** START Records for the exercise **

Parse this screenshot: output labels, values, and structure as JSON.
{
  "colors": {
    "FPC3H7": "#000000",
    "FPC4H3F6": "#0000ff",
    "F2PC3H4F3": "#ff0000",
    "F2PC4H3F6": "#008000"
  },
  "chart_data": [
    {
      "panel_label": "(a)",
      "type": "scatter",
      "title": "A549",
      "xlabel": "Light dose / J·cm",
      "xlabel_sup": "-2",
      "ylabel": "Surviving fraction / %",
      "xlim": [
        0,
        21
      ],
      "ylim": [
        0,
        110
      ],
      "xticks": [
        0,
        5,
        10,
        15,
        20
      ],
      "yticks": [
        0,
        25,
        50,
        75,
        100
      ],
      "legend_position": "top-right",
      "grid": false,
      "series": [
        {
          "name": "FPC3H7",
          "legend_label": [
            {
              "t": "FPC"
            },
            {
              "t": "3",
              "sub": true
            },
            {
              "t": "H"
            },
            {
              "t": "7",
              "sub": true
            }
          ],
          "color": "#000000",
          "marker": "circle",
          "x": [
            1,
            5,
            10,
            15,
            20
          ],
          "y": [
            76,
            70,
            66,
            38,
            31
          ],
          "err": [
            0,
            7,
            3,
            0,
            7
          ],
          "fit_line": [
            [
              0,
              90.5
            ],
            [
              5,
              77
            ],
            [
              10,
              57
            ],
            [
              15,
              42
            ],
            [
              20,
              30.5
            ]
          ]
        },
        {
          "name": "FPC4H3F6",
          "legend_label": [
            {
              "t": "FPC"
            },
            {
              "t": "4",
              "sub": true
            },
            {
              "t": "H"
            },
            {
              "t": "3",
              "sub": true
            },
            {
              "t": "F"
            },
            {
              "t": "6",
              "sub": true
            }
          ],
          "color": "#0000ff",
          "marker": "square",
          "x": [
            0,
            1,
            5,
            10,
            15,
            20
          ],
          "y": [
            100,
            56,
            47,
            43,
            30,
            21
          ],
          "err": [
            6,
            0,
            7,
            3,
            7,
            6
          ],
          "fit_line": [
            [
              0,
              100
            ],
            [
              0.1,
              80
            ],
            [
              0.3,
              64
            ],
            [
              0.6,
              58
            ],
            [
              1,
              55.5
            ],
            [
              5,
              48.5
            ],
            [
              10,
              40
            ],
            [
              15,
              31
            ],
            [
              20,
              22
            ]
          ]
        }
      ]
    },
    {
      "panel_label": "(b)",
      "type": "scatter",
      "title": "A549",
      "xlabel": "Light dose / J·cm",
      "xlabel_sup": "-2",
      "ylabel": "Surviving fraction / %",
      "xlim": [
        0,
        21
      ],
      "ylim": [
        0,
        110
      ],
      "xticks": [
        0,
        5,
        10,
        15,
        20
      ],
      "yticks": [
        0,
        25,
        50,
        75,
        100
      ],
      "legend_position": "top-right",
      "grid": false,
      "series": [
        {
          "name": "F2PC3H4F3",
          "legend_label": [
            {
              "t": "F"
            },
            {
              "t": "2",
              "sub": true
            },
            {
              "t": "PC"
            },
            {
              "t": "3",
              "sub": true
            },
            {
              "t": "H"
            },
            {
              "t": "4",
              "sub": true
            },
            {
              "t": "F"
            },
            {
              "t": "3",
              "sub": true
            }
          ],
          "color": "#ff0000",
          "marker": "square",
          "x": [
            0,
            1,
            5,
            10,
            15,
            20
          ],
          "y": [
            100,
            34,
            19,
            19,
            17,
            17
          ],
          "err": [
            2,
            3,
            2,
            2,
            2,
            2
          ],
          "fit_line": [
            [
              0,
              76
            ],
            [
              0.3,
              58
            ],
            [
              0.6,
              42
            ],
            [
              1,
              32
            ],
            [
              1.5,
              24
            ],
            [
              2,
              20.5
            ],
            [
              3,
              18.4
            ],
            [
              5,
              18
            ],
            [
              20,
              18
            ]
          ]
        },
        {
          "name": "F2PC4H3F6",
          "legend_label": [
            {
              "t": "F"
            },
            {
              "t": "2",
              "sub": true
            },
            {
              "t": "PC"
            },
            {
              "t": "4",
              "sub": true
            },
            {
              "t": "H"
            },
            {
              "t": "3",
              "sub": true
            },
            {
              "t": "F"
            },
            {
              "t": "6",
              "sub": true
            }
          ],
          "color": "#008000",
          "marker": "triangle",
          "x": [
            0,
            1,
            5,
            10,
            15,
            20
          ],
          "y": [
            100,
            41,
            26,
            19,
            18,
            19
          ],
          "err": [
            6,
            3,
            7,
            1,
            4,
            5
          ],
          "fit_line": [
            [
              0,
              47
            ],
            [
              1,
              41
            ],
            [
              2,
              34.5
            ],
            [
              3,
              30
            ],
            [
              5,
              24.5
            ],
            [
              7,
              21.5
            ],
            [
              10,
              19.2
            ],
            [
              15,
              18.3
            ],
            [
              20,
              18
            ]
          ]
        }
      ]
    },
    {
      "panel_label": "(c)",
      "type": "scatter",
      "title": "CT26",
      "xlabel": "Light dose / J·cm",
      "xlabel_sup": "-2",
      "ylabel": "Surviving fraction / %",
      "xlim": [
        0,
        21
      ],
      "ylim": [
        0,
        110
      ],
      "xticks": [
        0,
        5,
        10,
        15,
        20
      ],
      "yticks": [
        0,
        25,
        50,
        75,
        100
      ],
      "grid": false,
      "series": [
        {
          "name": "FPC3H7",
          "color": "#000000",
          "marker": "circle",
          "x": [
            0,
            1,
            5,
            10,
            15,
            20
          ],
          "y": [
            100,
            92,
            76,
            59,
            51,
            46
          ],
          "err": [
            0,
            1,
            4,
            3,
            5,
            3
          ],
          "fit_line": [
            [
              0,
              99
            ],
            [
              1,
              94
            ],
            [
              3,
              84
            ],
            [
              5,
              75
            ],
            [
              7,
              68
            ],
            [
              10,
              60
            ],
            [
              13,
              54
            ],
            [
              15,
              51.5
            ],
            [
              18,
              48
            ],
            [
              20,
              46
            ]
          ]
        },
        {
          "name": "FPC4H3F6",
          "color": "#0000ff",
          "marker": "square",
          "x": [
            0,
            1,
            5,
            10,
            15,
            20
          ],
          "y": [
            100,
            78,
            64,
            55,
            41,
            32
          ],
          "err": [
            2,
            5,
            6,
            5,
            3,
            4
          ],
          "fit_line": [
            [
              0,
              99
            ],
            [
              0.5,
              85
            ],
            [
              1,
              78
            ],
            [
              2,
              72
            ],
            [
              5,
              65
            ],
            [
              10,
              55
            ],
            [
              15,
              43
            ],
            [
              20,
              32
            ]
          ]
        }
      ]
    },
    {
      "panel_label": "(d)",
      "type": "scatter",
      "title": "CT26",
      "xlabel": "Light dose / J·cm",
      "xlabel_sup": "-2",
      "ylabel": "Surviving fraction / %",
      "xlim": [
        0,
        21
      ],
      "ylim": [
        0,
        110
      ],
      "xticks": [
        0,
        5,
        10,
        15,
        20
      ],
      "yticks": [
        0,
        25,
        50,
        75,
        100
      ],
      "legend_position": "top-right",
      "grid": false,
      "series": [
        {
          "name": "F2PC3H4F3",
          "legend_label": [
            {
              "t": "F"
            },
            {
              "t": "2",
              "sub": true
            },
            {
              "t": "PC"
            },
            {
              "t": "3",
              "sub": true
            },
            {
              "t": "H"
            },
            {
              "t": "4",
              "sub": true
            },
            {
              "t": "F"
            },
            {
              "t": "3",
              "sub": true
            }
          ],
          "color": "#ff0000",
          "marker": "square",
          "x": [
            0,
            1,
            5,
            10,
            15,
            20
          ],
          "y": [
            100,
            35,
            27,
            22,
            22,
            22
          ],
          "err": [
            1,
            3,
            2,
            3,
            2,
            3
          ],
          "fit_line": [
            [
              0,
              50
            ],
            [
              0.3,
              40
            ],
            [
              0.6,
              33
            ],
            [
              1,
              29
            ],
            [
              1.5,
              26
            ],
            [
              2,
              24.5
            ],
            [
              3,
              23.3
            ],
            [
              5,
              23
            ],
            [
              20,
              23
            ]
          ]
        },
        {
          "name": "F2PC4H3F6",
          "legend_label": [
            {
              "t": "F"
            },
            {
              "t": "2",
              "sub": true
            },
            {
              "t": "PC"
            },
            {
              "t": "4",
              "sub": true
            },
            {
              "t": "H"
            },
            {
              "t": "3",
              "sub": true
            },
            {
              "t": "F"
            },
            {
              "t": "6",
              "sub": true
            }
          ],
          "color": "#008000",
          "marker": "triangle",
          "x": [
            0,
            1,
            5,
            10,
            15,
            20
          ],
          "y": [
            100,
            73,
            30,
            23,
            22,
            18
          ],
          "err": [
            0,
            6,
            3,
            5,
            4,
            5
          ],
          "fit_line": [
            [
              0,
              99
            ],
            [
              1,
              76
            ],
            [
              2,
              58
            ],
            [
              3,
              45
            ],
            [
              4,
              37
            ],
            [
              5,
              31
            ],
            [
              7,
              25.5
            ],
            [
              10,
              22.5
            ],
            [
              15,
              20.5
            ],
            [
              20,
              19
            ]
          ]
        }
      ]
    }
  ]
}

** END Records for the exercise **
** START Records for the exercise **

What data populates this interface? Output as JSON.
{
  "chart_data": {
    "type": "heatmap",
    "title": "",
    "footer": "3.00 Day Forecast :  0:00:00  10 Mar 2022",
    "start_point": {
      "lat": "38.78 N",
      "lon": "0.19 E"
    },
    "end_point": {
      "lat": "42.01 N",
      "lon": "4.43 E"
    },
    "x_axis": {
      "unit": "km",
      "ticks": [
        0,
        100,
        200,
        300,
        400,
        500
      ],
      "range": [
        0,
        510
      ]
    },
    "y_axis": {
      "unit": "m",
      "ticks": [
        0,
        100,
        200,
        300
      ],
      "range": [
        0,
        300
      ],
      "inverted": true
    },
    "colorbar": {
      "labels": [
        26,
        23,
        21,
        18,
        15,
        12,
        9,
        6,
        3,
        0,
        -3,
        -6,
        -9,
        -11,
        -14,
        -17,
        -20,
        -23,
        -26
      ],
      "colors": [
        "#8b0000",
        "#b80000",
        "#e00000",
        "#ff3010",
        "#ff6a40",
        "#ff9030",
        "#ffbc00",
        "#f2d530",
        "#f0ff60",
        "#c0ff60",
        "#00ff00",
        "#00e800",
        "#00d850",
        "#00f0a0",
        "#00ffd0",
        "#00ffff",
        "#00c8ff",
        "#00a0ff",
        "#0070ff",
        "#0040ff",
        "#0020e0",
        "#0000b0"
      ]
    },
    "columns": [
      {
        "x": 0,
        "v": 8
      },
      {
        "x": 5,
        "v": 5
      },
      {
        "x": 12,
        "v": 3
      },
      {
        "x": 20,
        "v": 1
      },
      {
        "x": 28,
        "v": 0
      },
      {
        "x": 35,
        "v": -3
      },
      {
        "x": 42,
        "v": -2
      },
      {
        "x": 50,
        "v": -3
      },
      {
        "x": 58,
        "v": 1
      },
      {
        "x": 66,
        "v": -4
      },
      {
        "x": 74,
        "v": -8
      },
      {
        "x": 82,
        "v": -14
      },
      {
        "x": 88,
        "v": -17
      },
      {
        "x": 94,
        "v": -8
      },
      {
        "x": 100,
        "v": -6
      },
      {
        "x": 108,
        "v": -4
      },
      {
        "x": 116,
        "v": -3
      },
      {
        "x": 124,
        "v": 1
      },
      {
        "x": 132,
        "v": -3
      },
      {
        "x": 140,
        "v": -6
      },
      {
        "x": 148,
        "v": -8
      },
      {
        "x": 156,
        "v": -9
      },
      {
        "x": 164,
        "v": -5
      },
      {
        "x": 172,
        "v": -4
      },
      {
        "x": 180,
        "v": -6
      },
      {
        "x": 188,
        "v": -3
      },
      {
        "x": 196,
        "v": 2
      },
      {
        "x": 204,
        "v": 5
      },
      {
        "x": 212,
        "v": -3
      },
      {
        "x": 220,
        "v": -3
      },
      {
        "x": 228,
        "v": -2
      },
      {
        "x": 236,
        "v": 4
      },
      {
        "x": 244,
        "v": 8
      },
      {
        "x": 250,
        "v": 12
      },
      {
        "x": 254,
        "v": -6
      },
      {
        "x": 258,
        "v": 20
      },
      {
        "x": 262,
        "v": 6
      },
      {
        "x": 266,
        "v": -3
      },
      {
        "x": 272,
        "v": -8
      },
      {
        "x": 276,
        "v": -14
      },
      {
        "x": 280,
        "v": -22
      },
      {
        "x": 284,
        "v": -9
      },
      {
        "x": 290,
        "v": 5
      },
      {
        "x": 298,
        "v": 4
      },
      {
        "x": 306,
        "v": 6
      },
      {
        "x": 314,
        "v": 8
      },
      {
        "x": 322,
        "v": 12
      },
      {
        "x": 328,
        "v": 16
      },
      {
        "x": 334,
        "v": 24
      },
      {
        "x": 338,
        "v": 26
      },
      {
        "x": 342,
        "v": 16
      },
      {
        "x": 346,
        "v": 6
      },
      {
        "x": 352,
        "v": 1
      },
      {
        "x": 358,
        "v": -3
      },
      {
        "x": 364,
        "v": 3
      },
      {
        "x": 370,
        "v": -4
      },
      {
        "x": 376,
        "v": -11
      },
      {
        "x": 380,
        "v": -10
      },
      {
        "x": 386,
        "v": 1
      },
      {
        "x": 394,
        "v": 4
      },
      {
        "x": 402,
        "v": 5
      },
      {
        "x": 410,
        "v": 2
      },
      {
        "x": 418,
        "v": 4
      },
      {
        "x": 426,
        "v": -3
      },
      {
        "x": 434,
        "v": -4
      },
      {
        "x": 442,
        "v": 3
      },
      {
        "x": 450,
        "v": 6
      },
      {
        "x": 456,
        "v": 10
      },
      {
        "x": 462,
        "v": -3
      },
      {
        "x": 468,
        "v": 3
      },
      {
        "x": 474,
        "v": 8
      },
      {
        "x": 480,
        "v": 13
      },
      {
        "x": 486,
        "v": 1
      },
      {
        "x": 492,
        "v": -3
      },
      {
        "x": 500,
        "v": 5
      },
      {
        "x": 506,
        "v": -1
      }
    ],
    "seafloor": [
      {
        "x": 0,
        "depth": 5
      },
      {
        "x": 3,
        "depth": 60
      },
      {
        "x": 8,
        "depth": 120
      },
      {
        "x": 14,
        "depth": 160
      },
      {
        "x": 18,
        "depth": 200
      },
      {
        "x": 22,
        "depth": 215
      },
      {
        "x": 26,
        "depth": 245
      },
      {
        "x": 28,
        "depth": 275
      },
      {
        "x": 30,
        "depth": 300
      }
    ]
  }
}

** END Records for the exercise **

__Requirement__: Using the listing, collect all lines in which the string "this" is found.

__Complete output__:
Parse this screenshot: output labels, values, and structure as JSON.
What data populates this interface? Output as JSON.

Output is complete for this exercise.